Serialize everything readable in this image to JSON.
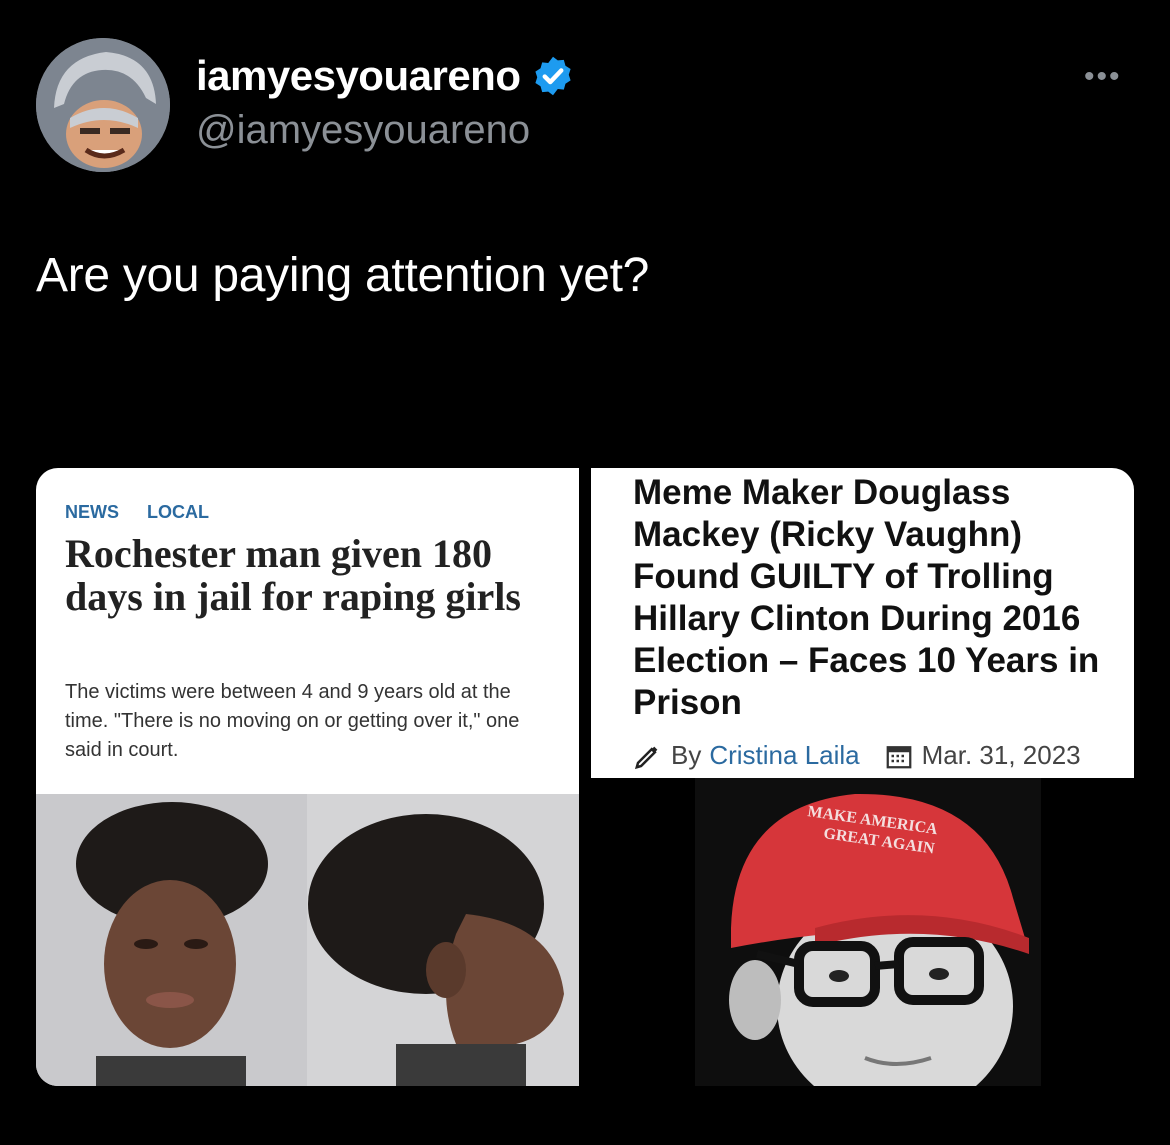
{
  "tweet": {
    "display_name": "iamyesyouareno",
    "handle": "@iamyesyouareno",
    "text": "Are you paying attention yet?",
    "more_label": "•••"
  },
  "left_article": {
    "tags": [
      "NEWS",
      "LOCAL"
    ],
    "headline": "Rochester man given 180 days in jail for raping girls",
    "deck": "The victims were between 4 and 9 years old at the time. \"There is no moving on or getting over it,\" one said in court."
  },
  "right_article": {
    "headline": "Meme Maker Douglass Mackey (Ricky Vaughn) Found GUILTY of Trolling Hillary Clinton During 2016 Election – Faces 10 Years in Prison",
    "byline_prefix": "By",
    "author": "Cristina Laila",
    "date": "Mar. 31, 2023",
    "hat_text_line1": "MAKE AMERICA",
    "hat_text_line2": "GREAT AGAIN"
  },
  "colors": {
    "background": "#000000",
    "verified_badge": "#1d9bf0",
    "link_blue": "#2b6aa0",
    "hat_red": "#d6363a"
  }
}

..............................

■ OBJECTIVE
The material above holds pictures; copy everything else in it exactly.

■ OUTPUT FOR THIS EXERCISE
Serialize everything readable in this image to JSON.
{
  "tweet": {
    "display_name": "iamyesyouareno",
    "handle": "@iamyesyouareno",
    "text": "Are you paying attention yet?",
    "more_label": "•••"
  },
  "left_article": {
    "tags": [
      "NEWS",
      "LOCAL"
    ],
    "headline": "Rochester man given 180 days in jail for raping girls",
    "deck": "The victims were between 4 and 9 years old at the time. \"There is no moving on or getting over it,\" one said in court."
  },
  "right_article": {
    "headline": "Meme Maker Douglass Mackey (Ricky Vaughn) Found GUILTY of Trolling Hillary Clinton During 2016 Election – Faces 10 Years in Prison",
    "byline_prefix": "By",
    "author": "Cristina Laila",
    "date": "Mar. 31, 2023",
    "hat_text_line1": "MAKE AMERICA",
    "hat_text_line2": "GREAT AGAIN"
  },
  "colors": {
    "background": "#000000",
    "verified_badge": "#1d9bf0",
    "link_blue": "#2b6aa0",
    "hat_red": "#d6363a"
  }
}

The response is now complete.